- MATERIAL -
↓↓↓

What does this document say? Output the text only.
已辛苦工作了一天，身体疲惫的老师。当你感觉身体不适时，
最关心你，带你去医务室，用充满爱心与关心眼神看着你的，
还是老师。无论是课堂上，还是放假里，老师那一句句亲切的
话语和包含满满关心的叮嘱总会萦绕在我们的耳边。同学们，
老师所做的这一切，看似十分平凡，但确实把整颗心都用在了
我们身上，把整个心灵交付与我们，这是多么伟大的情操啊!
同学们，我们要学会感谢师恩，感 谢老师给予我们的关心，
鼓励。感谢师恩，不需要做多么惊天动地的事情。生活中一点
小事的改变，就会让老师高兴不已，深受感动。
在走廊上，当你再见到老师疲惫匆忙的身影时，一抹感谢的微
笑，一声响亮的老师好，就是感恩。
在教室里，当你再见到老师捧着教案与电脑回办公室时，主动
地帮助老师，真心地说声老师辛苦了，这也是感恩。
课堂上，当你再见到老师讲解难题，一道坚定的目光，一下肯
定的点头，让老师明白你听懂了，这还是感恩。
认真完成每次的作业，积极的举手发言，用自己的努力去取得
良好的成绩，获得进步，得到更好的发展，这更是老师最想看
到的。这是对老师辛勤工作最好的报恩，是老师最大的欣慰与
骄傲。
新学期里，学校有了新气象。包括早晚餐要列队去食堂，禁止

↑↑↑

Print the records above in full, exactly.

- SOLUTION TO THE EXERCISE -
What does this document say? Output the text only.
已辛苦工作了一天，身体疲惫的老师。当你感觉身体不适时，
最关心你，带你去医务室，用充满爱心与关心眼神看着你的，
还是老师。无论是课堂上，还是放假里，老师那一句句亲切的
话语和包含满满关心的叮嘱总会萦绕在我们的耳边。同学们，
老师所做的这一切，看似十分平凡，但确实把整颗心都用在了
我们身上，把整个心灵交付与我们，这是多么伟大的情操啊!
同学们，我们要学会感谢师恩，感 谢老师给予我们的关心，
鼓励。感谢师恩，不需要做多么惊天动地的事情。生活中一点
小事的改变，就会让老师高兴不已，深受感动。
在走廊上，当你再见到老师疲惫匆忙的身影时，一抹感谢的微
笑，一声响亮的老师好，就是感恩。
在教室里，当你再见到老师捧着教案与电脑回办公室时，主动
地帮助老师，真心地说声老师辛苦了，这也是感恩。
课堂上，当你再见到老师讲解难题，一道坚定的目光，一下肯
定的点头，让老师明白你听懂了，这还是感恩。
认真完成每次的作业，积极的举手发言，用自己的努力去取得
良好的成绩，获得进步，得到更好的发展，这更是老师最想看
到的。这是对老师辛勤工作最好的报恩，是老师最大的欣慰与
骄傲。
新学期里，学校有了新气象。包括早晚餐要列队去食堂，禁止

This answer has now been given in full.